Data to use:
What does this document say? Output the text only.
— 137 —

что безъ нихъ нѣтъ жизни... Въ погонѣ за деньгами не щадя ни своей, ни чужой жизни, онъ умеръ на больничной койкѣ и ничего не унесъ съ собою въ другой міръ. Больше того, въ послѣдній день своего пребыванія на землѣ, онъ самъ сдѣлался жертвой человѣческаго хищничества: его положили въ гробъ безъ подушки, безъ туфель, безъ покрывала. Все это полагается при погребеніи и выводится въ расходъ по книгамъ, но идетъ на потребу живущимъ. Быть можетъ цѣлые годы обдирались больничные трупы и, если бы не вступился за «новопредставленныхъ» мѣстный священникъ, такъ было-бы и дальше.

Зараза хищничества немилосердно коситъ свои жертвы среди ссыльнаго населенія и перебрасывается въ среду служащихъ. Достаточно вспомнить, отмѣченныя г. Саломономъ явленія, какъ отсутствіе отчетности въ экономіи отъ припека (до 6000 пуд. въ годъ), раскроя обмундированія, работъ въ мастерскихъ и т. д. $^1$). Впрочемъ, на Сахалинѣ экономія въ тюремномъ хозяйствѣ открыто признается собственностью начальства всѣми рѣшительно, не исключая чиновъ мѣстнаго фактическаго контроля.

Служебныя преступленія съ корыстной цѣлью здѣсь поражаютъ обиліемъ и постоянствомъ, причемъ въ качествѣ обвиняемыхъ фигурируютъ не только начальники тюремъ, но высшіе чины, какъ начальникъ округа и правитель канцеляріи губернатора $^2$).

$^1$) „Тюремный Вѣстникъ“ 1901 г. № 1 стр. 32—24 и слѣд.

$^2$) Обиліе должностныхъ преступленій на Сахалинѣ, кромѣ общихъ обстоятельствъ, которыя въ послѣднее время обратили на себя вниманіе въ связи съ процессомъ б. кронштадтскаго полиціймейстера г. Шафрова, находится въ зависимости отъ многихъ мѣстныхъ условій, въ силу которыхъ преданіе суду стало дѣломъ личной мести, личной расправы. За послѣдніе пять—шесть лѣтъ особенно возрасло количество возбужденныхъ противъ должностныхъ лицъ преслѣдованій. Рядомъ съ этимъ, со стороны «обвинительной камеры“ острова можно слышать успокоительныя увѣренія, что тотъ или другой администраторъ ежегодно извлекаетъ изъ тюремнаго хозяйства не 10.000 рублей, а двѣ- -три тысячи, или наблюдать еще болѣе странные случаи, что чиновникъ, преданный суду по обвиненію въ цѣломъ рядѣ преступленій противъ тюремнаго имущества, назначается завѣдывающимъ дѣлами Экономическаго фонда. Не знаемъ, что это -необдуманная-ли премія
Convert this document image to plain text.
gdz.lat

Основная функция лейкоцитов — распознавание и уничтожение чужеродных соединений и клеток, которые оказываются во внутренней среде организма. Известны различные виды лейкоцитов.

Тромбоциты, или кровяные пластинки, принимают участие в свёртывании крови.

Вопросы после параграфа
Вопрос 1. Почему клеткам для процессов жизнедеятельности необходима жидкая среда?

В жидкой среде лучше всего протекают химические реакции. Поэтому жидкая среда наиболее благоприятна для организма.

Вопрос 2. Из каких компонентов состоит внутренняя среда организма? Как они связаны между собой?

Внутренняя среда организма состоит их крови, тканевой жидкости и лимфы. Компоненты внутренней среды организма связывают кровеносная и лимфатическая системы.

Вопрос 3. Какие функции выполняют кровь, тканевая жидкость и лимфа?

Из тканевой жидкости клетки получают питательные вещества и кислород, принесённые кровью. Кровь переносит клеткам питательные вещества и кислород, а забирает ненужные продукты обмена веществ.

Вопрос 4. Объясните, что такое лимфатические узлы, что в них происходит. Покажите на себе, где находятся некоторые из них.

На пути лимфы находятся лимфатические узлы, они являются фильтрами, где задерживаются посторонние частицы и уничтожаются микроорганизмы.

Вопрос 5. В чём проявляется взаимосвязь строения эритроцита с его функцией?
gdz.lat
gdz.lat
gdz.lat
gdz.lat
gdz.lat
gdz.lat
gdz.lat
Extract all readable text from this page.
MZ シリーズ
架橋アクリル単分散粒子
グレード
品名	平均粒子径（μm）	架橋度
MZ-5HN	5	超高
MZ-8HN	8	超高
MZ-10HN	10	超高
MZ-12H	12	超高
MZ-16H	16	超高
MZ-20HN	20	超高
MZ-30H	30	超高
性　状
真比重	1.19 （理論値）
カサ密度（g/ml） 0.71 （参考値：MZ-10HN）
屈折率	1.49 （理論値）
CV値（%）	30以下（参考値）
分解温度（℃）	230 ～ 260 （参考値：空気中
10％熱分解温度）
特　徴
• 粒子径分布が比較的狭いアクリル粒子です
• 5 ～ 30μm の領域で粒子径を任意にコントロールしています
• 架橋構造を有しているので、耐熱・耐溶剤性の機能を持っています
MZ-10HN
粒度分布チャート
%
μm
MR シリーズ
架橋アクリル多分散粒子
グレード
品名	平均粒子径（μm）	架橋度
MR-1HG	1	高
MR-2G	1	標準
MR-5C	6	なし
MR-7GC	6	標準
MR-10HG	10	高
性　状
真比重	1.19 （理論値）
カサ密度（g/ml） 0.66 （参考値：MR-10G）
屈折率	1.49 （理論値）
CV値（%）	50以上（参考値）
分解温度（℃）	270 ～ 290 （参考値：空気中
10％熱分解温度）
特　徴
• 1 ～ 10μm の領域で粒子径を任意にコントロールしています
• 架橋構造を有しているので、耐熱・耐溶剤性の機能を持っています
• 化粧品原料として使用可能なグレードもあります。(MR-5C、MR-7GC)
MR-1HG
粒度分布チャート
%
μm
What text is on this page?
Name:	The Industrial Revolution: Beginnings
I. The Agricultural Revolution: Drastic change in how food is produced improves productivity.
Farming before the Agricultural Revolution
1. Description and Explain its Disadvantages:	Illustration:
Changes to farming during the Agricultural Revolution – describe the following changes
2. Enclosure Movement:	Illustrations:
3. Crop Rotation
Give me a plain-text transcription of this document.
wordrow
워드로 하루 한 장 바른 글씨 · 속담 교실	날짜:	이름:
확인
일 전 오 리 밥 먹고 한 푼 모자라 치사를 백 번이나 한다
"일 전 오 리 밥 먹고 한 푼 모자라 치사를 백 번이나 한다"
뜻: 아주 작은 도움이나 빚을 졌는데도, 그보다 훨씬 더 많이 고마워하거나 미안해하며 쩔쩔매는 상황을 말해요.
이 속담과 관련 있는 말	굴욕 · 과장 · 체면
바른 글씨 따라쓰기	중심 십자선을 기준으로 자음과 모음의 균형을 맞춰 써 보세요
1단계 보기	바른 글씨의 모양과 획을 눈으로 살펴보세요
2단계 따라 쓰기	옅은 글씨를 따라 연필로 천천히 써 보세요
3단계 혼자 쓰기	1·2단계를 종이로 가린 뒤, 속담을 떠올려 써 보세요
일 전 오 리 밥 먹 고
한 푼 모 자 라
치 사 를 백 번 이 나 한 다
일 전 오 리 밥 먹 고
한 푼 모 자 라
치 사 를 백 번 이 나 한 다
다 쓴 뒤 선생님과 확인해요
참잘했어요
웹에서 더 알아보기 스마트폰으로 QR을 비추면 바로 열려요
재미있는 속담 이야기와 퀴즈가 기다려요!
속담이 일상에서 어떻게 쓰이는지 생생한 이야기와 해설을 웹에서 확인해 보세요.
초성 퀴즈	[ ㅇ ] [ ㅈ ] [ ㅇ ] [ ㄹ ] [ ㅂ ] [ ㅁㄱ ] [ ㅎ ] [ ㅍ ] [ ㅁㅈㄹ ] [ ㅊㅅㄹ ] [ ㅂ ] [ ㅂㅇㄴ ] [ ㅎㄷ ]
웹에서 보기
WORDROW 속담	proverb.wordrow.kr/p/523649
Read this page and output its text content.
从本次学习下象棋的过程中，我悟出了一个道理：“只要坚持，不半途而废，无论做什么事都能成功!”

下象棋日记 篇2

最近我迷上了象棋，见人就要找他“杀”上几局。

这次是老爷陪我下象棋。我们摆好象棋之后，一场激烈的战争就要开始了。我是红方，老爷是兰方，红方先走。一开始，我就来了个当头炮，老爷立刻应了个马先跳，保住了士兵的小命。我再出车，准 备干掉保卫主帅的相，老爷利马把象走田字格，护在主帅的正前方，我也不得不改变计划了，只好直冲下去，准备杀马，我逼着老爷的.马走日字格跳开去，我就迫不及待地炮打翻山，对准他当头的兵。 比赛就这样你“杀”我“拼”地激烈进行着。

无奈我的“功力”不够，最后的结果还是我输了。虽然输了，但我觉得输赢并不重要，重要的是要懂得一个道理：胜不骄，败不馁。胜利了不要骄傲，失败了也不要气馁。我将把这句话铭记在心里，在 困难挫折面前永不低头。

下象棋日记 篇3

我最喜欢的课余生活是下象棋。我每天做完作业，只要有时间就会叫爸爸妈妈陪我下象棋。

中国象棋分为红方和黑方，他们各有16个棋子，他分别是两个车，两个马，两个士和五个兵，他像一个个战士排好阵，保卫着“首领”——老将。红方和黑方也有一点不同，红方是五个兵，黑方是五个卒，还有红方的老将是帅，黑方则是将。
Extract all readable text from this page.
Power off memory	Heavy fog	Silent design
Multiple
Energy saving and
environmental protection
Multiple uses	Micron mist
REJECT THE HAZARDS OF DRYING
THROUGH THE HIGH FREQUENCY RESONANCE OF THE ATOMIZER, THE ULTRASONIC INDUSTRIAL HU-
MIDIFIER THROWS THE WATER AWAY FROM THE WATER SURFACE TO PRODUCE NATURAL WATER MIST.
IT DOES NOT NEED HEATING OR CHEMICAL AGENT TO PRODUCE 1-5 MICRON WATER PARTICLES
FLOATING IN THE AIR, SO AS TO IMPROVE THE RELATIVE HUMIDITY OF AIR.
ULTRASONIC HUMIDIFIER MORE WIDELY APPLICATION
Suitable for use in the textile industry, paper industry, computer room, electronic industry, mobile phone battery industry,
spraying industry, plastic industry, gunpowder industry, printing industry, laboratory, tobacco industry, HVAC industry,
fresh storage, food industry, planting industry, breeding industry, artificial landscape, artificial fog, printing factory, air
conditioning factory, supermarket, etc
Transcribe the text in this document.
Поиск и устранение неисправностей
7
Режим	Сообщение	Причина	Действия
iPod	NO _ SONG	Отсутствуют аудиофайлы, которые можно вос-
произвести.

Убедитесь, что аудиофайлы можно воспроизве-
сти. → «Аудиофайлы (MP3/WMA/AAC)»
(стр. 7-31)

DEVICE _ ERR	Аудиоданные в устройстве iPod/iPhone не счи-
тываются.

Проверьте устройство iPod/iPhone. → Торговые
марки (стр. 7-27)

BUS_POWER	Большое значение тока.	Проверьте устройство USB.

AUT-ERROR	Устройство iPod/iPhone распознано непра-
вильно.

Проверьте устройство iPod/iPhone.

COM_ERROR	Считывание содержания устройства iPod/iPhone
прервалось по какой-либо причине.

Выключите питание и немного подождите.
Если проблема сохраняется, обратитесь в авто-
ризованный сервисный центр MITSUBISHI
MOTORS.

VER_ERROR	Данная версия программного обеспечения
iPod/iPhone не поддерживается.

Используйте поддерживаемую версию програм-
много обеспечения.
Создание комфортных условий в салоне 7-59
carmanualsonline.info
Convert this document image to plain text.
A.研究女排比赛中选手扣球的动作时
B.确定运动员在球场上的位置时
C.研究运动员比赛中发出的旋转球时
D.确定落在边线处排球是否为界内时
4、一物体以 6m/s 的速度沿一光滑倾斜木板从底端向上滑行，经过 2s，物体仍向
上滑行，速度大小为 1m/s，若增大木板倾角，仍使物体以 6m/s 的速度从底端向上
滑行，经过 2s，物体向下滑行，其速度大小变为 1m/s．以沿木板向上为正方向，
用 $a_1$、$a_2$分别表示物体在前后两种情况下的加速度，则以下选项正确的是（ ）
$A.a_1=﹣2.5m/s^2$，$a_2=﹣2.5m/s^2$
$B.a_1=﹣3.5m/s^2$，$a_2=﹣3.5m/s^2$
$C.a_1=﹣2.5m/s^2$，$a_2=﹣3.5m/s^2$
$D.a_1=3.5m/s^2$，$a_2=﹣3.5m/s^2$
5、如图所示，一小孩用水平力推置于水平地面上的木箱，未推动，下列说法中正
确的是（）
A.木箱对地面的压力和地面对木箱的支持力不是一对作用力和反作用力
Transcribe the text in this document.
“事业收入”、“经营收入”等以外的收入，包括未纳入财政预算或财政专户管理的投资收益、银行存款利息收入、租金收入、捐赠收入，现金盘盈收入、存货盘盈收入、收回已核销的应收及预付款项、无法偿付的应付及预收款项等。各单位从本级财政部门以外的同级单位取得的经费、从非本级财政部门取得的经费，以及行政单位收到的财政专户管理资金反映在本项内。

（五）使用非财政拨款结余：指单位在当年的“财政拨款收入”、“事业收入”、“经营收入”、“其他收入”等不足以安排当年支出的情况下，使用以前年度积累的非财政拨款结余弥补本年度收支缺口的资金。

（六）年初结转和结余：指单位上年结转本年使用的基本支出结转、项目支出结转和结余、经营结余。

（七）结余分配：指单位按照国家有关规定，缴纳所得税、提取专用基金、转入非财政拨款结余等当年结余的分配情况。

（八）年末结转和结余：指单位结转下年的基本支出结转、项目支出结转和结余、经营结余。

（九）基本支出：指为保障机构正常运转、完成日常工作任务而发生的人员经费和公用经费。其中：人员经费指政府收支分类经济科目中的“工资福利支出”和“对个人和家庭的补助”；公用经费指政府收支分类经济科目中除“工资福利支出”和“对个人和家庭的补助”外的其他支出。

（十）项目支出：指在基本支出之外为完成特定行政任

To do:
Pick out the lines above containing the word "Проверьте", then copy them.

Finished task:
Проверьте устройство iPod/iPhone. → Торговые
BUS_POWER	Большое значение тока.	Проверьте устройство USB.
Проверьте устройство iPod/iPhone.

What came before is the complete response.